### Dataset content

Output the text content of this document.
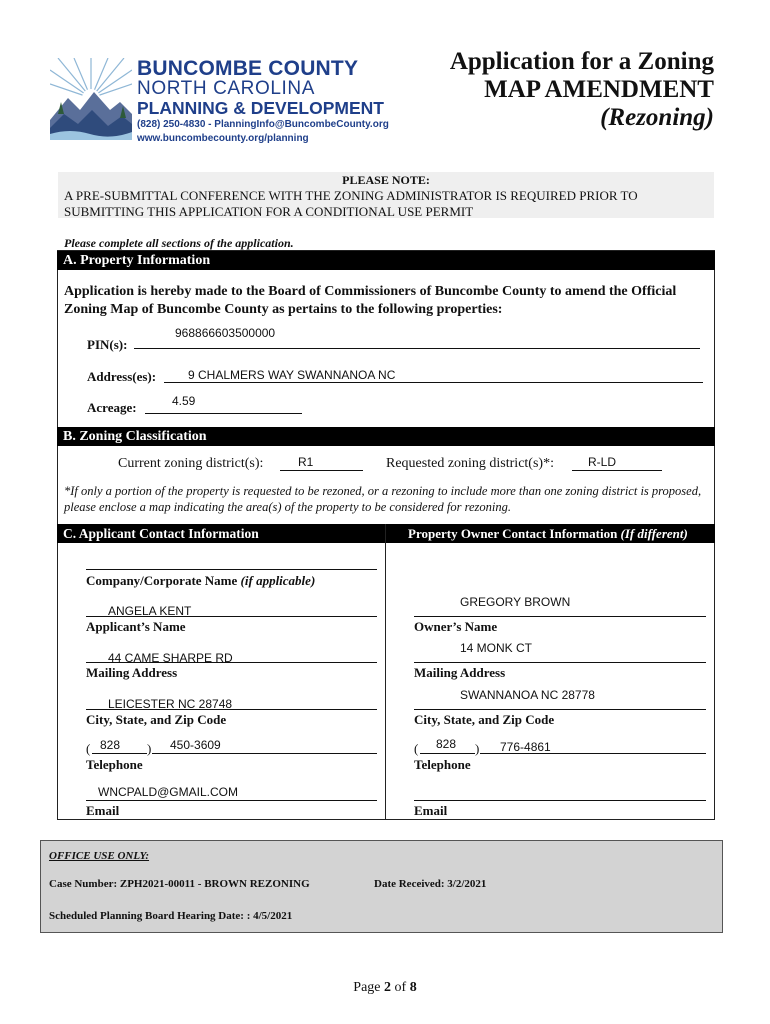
BUNCOMBE COUNTY
NORTH CAROLINA
PLANNING & DEVELOPMENT
(828) 250-4830 - PlanningInfo@BuncombeCounty.org
www.buncombecounty.org/planning
Application for a Zoning
MAP AMENDMENT
(Rezoning)
PLEASE NOTE:
A PRE-SUBMITTAL CONFERENCE WITH THE ZONING ADMINISTRATOR IS REQUIRED PRIOR TO
SUBMITTING THIS APPLICATION FOR A CONDITIONAL USE PERMIT
Please complete all sections of the application.
A. Property Information
Application is hereby made to the Board of Commissioners of Buncombe County to amend the Official Zoning Map of Buncombe County as pertains to the following properties:
PIN(s):
968866603500000
Address(es):	9 CHALMERS WAY SWANNANOA NC
Acreage:	4.59
B. Zoning Classification
Current zoning district(s):	R1	Requested zoning district(s)*:	R-LD
*If only a portion of the property is requested to be rezoned, or a rezoning to include more than one zoning district is proposed, please enclose a map indicating the area(s) of the property to be considered for rezoning.
C. Applicant Contact Information	Property Owner Contact Information (If different)
Company/Corporate Name (if applicable)
ANGELA KENT
Applicant’s Name
44 CAME SHARPE RD
Mailing Address
LEICESTER NC 28748
City, State, and Zip Code
( 828 ) 450-3609
Telephone
WNCPALD@GMAIL.COM
Email
GREGORY BROWN
Owner’s Name
14 MONK CT
Mailing Address
SWANNANOA NC 28778
City, State, and Zip Code
( 828 ) 776-4861
Telephone
Email
OFFICE USE ONLY:
Case Number: ZPH2021-00011 - BROWN REZONING	Date Received: 3/2/2021
Scheduled Planning Board Hearing Date: : 4/5/2021
Page 2 of 8
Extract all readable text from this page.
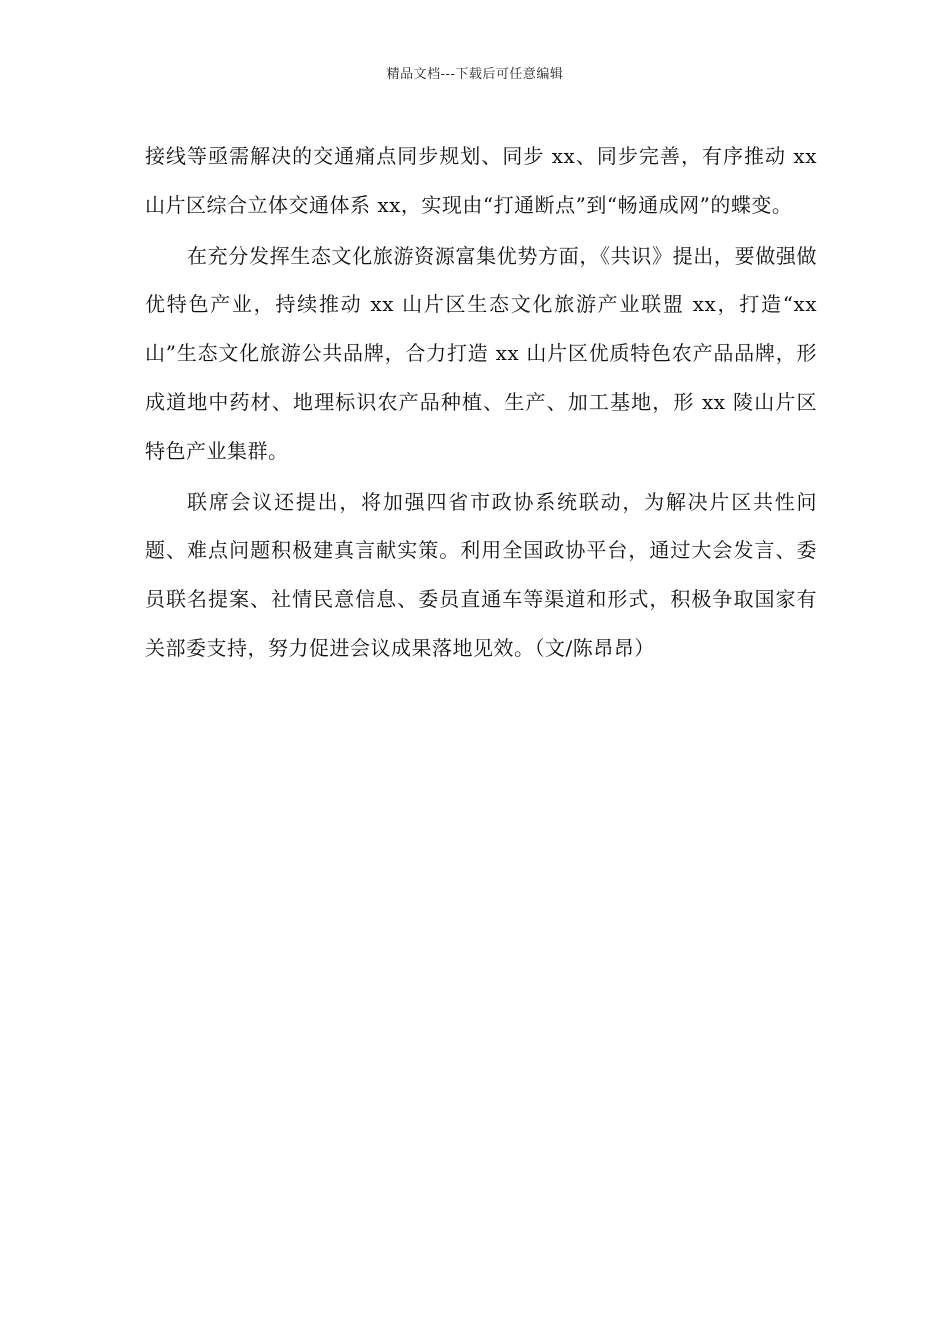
精品文档---下载后可任意编辑

接线等亟需解决的交通痛点同步规划、同步 xx、同步完善，有序推动 xx 山片区综合立体交通体系 xx，实现由“打通断点”到“畅通成网”的蝶变。

在充分发挥生态文化旅游资源富集优势方面，《共识》提出，要做强做优特色产业，持续推动 xx 山片区生态文化旅游产业联盟 xx，打造“xx 山”生态文化旅游公共品牌，合力打造 xx 山片区优质特色农产品品牌，形成道地中药材、地理标识农产品种植、生产、加工基地，形 xx 陵山片区特色产业集群。

联席会议还提出，将加强四省市政协系统联动，为解决片区共性问题、难点问题积极建真言献实策。利用全国政协平台，通过大会发言、委员联名提案、社情民意信息、委员直通车等渠道和形式，积极争取国家有关部委支持，努力促进会议成果落地见效。（文/陈昂昂）
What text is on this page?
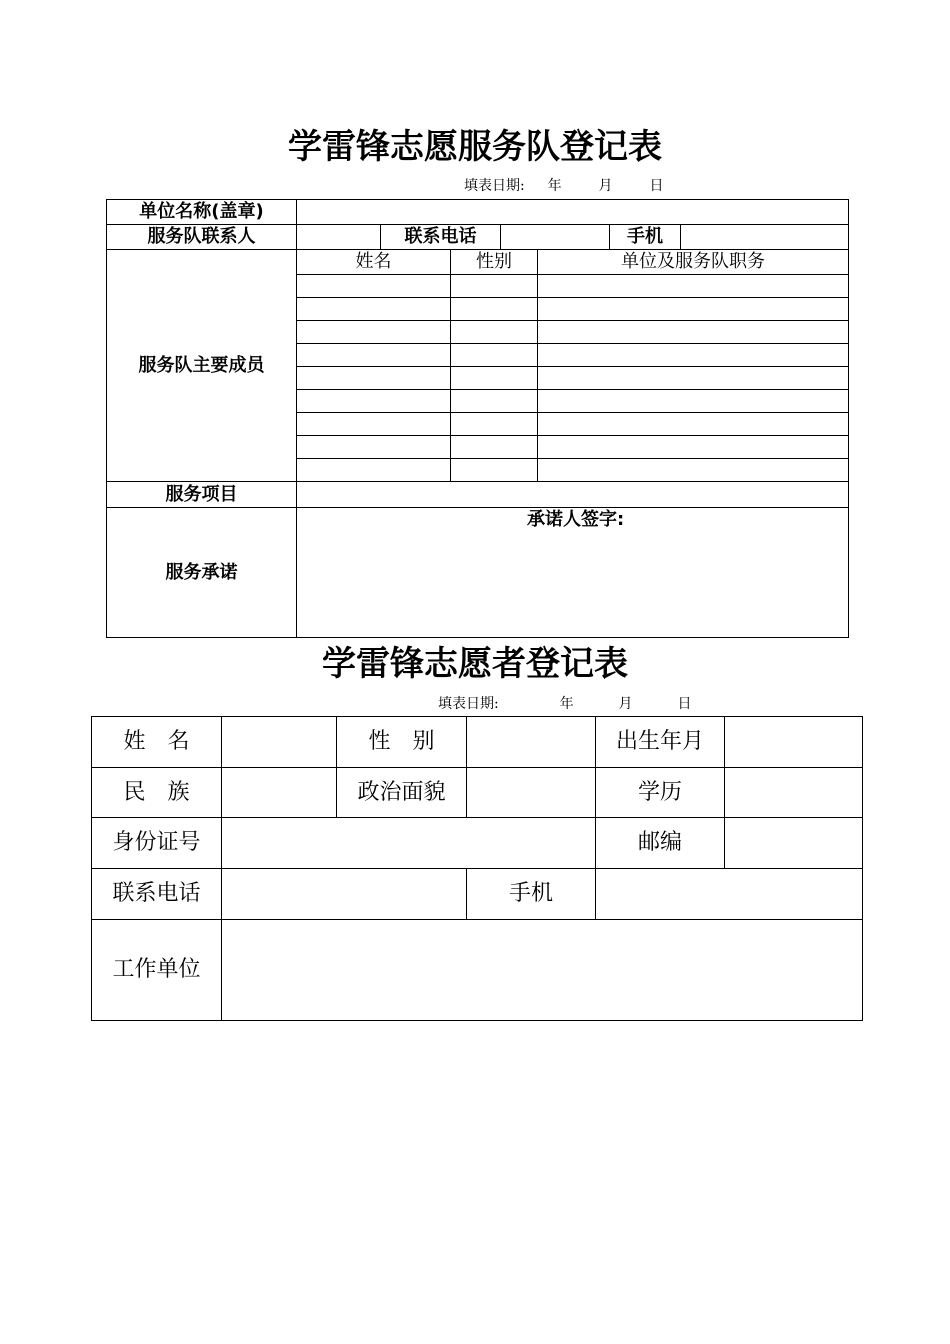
学雷锋志愿服务队登记表
填表日期: 年	月	日
单位名称(盖章)							
服务队联系人		联系电话				手机	
服务队主要成员	姓名		性别		单位及服务队职务		

服务项目							
服务承诺	承诺人签字:						
学雷锋志愿者登记表
填表日期:	年	月	日
姓　名		性　别		出生年月	
民　族		政治面貌		学历	
身份证号				邮编	
联系电话			手机		
工作单位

### Instructions for the task
Take every line that includes the string "BROWN" and copy it.

### Solution to the exercise
GREGORY BROWN
Case Number: ZPH2021-00011 - BROWN REZONING	Date Received: 3/2/2021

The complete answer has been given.